** Text block **

Warriors must prepare to embrace new NBA reality after golden era

Warriors must prepare to embrace new NBA reality after golden era

OAKLAND – After establishing a standard of excellence, the events of the NBA's latest July whirlwind have amounted to, at the very least, a temporary setback for the Warriors.

Kevin Durant’s decision to leave for the Brooklyn Nets – to partner with close friends Kyrie Irving and DeAndre Jordan – along with Klay Thompson suffering a torn ACL that will keep him out most of next season didn’t necessarily apply brakes to the franchise’s rocket to the sports mountain. It did, however, force radical rerouting.

This is the first summer since 2015 that the Warriors are not considered serious contenders to win a championship. As someone who understands ownership is the first step toward competitive advance, CEO Joe Lacob can’t be pleased with the outlook.

The question, then, becomes whether Lacob understands the success/failure cycles inherent to teams in the NBA. The early indication is that he does.

“Joe loves action, in some respects, but not without thought behind it,” president/general manager Bob Myers told NBC Sports Bay Area on Monday. “He wants action with intentions.”

** Data **

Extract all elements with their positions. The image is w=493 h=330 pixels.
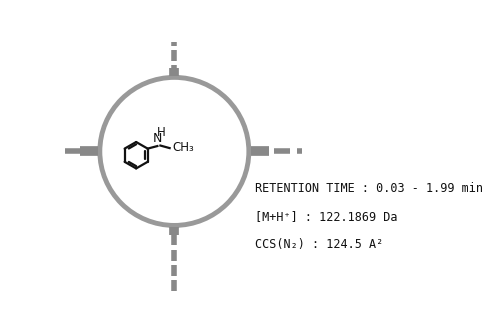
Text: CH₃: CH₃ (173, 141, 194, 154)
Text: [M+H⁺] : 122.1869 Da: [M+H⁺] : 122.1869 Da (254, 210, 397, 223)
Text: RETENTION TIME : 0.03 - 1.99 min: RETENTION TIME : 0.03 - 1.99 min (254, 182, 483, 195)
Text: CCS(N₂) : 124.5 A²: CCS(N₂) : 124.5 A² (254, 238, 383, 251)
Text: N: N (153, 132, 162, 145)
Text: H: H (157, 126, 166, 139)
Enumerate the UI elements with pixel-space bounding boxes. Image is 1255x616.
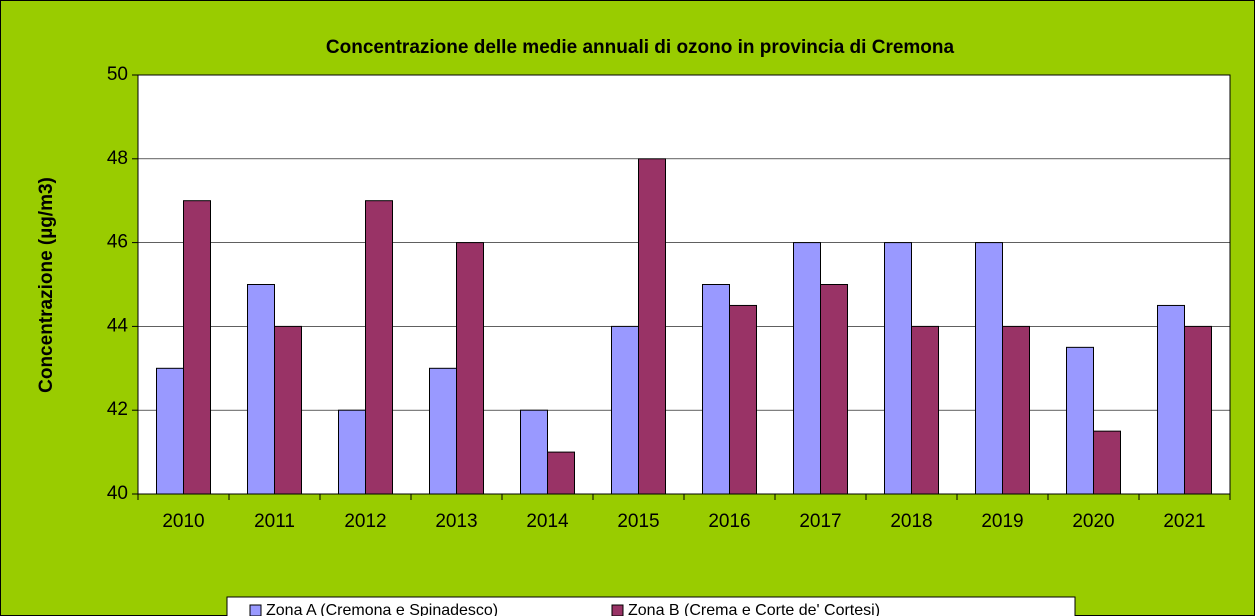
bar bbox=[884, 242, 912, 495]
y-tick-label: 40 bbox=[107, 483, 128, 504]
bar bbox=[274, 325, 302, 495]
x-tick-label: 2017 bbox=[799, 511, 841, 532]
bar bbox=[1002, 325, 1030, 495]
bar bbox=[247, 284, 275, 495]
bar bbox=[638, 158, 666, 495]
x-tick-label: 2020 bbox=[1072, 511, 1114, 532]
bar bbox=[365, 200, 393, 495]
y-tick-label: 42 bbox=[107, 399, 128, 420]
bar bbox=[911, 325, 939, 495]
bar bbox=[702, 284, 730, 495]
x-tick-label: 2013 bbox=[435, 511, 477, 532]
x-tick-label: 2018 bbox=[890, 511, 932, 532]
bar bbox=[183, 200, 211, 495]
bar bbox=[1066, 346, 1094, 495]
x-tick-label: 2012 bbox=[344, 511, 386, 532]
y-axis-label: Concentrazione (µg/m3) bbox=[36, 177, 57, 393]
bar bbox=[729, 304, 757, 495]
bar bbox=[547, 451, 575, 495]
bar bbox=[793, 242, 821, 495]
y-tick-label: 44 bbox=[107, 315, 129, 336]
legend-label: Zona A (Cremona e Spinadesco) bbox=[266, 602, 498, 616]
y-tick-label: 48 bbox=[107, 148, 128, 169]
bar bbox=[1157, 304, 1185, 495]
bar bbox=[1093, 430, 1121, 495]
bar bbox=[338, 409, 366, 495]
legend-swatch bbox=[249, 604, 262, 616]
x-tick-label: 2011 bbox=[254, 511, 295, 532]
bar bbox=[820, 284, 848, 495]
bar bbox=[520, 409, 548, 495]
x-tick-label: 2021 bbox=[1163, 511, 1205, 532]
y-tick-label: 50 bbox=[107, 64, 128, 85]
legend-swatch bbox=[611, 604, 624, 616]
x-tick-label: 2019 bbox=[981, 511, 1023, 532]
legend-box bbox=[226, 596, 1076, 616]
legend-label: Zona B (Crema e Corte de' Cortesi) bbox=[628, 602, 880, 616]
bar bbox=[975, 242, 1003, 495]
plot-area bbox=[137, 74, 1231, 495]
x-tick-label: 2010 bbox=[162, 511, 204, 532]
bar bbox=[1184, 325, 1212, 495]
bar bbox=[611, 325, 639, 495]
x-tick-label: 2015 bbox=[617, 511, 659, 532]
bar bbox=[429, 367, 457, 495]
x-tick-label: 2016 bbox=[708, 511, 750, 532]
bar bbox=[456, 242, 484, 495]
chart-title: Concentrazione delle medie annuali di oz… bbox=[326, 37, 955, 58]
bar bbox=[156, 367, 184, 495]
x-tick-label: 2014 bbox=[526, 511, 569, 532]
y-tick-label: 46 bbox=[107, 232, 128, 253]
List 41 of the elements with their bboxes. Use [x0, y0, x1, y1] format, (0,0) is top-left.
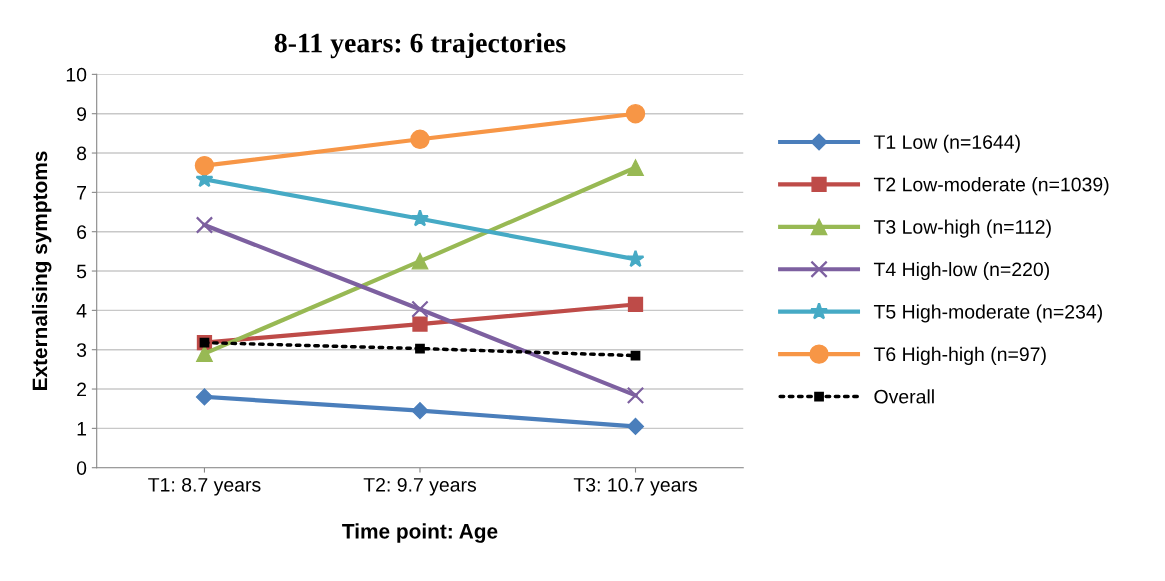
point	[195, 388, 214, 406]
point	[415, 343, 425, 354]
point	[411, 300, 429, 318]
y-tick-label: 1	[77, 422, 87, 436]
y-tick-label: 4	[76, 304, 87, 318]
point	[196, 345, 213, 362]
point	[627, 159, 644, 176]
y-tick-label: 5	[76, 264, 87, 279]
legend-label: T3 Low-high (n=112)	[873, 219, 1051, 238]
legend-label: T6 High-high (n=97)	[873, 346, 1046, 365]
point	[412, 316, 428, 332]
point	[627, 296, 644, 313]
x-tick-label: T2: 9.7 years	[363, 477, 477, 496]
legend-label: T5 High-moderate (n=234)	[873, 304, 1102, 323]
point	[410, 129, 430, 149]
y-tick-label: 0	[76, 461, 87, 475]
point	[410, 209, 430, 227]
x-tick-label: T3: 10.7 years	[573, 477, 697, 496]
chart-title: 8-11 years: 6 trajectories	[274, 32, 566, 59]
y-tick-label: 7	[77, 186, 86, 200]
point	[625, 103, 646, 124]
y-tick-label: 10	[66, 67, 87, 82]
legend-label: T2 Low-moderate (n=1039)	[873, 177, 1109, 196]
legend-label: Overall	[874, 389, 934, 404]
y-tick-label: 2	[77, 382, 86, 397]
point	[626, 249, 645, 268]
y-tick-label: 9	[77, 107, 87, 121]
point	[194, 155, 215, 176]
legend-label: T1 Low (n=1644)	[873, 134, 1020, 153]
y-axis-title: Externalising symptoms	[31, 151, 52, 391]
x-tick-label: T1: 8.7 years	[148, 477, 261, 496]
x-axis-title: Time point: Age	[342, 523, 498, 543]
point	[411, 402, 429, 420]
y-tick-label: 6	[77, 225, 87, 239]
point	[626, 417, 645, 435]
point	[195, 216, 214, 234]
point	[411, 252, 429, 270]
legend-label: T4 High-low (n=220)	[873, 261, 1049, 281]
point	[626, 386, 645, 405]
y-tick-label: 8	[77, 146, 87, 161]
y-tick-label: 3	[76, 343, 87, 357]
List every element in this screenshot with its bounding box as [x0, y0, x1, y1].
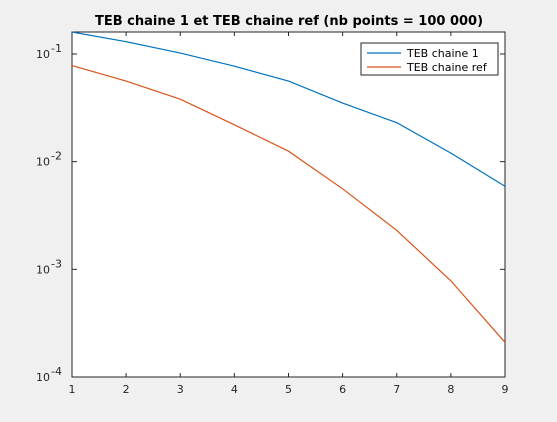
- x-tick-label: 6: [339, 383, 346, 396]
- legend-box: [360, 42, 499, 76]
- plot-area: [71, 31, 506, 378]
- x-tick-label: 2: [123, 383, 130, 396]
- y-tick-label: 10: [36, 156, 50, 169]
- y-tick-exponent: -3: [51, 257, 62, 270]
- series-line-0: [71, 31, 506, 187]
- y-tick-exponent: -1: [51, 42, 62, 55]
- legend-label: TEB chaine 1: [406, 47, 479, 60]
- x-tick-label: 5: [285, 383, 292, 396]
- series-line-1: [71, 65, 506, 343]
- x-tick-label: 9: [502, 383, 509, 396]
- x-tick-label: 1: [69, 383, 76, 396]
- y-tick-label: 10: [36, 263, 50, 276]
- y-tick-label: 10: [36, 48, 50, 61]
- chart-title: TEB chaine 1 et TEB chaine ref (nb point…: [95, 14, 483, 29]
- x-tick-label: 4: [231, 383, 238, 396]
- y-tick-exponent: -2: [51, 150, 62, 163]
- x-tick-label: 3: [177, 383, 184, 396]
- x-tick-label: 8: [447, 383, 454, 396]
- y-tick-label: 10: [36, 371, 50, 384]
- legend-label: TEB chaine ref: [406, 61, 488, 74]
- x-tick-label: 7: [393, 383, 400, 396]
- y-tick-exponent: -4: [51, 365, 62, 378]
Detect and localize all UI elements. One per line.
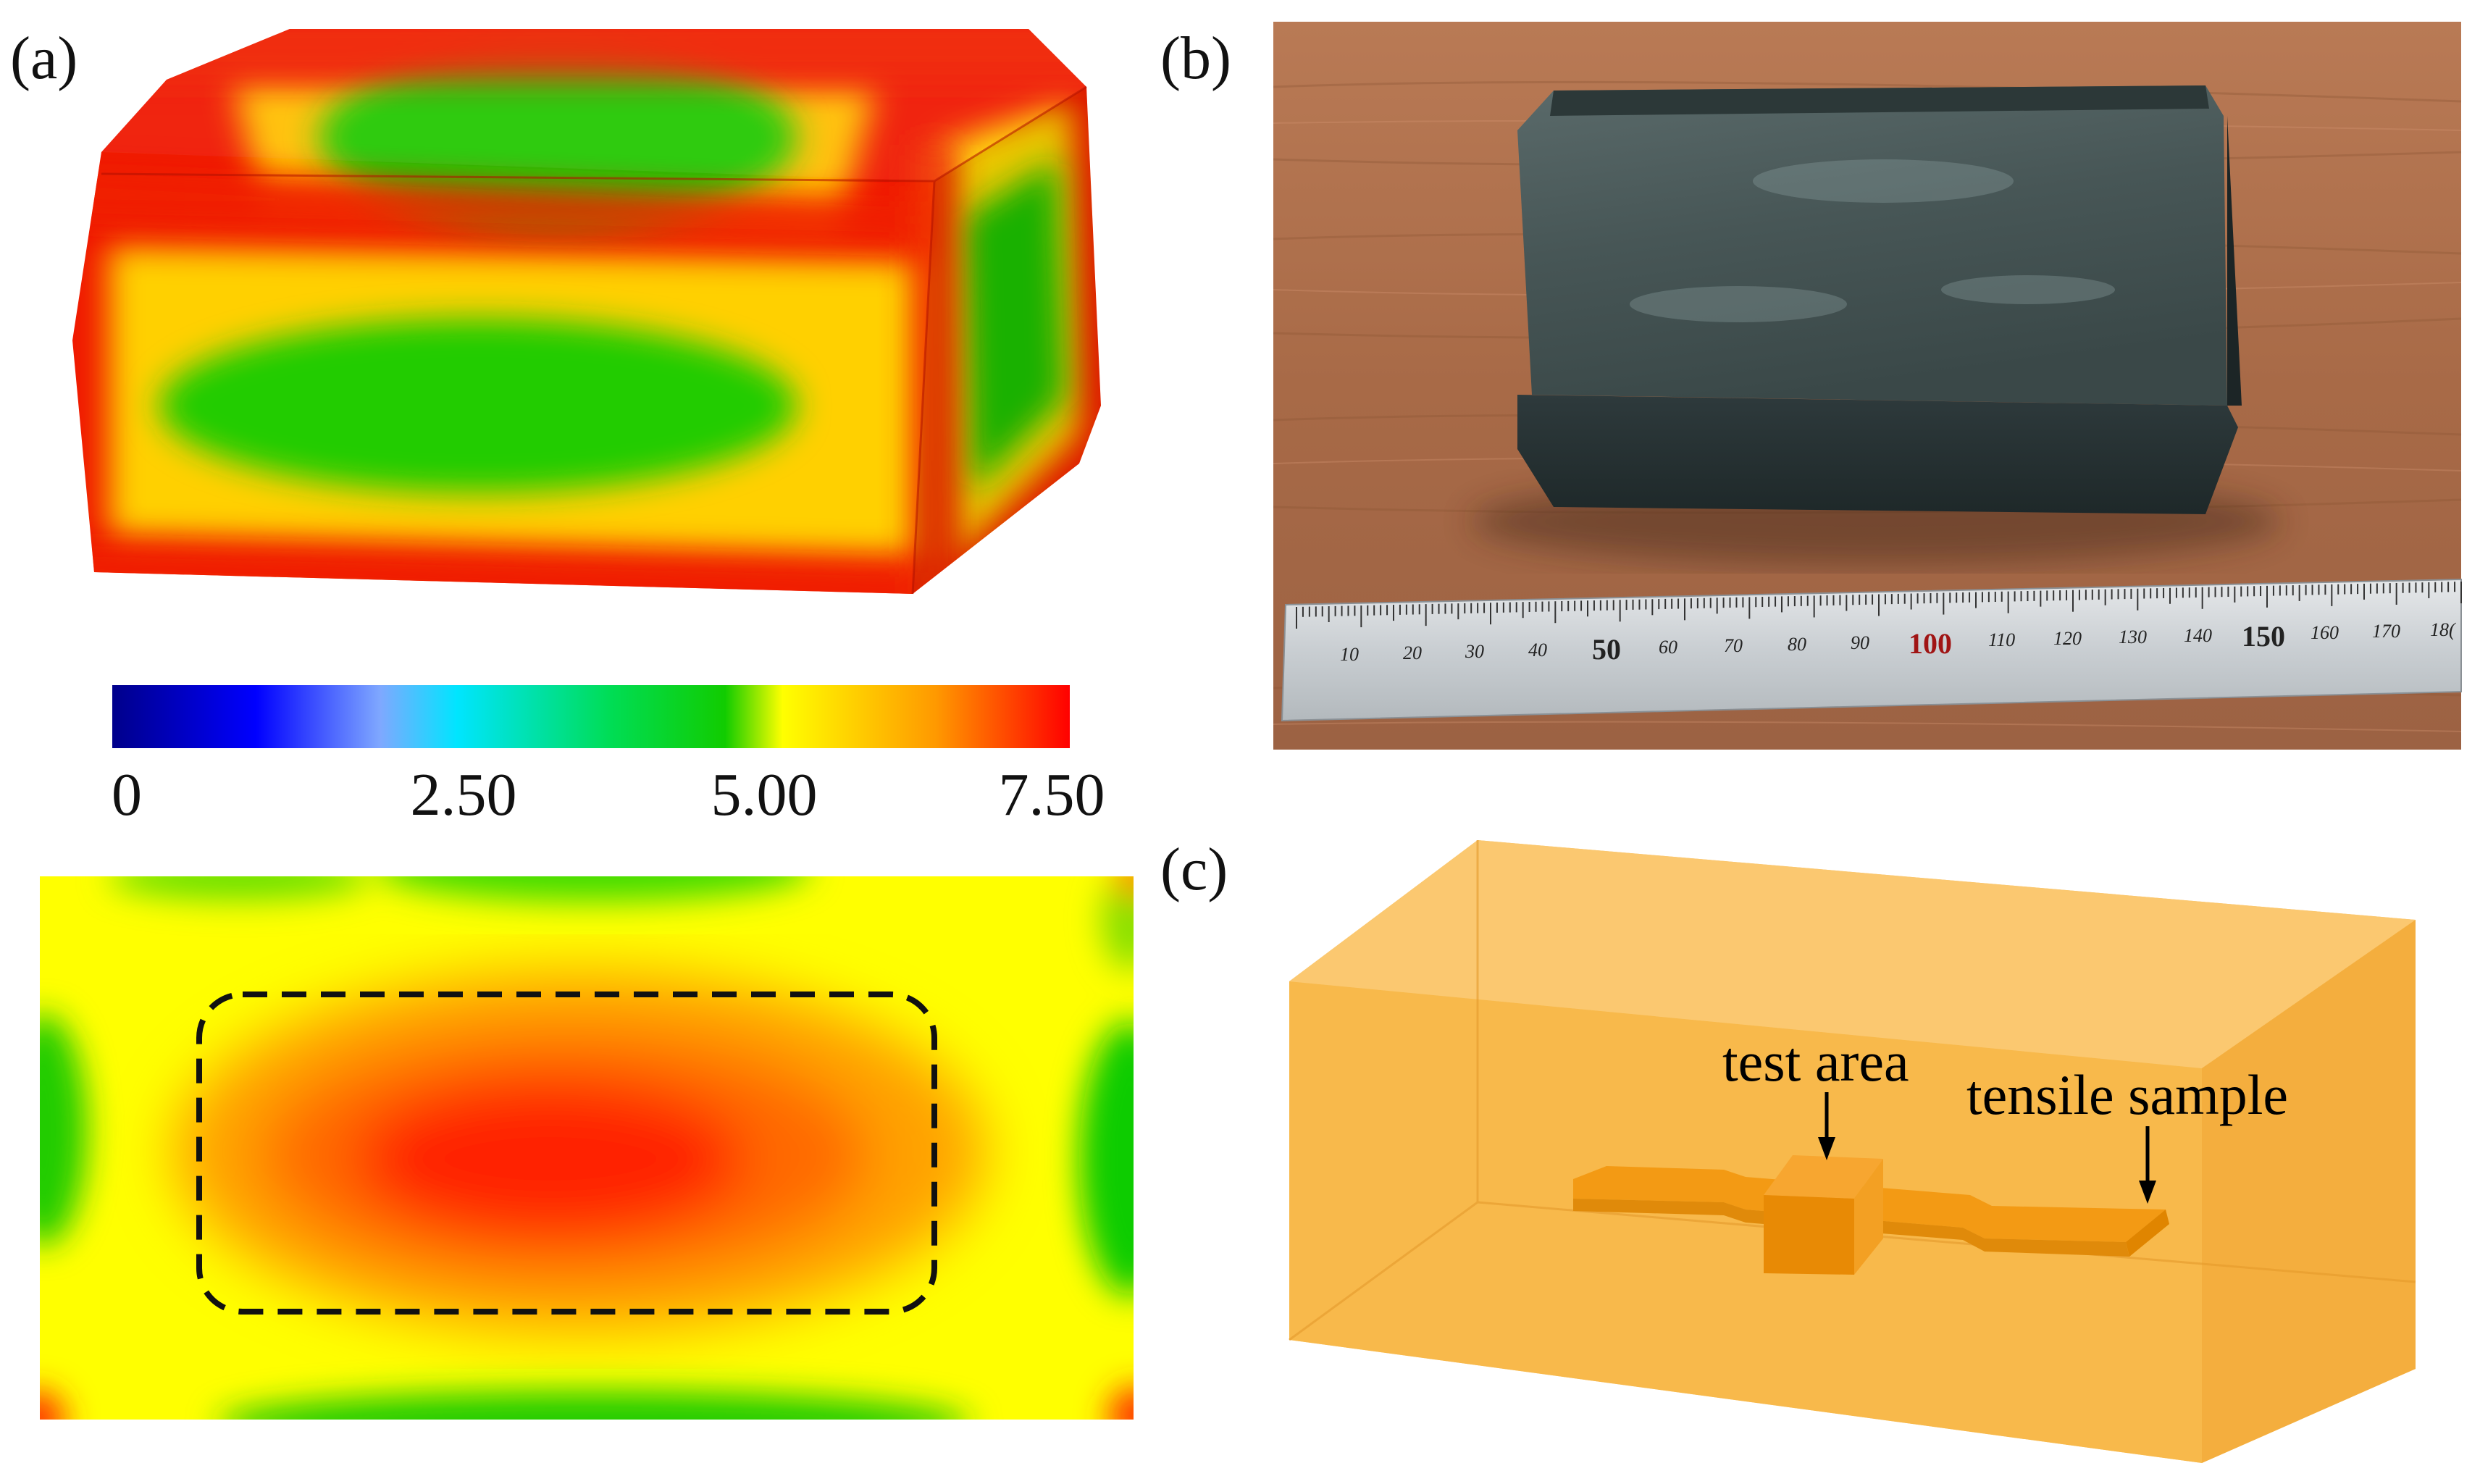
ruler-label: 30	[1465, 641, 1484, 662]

** Exercises **
[1] Using the Warriors article above, answer the following:
(a) Which team did Kevin Durant leave to join?
(b) What injury did Klay Thompson suffer?
(c) Since what year has this been the first summer in which the Warriors are not considered serious championship contenders?
[2] Revise the Warriors article by reproducing the stretch from "OAKLAND – After" through "for the Warriors.", substituting "short-term setback" for "temporary setback".

** In response **
[1]
(a) The Brooklyn Nets
(b) A torn ACL
(c) 2015

[2]
OAKLAND – After establishing a standard of excellence, the events of the NBA's latest July whirlwind have amounted to, at the very least, a short-term setback for the Warriors.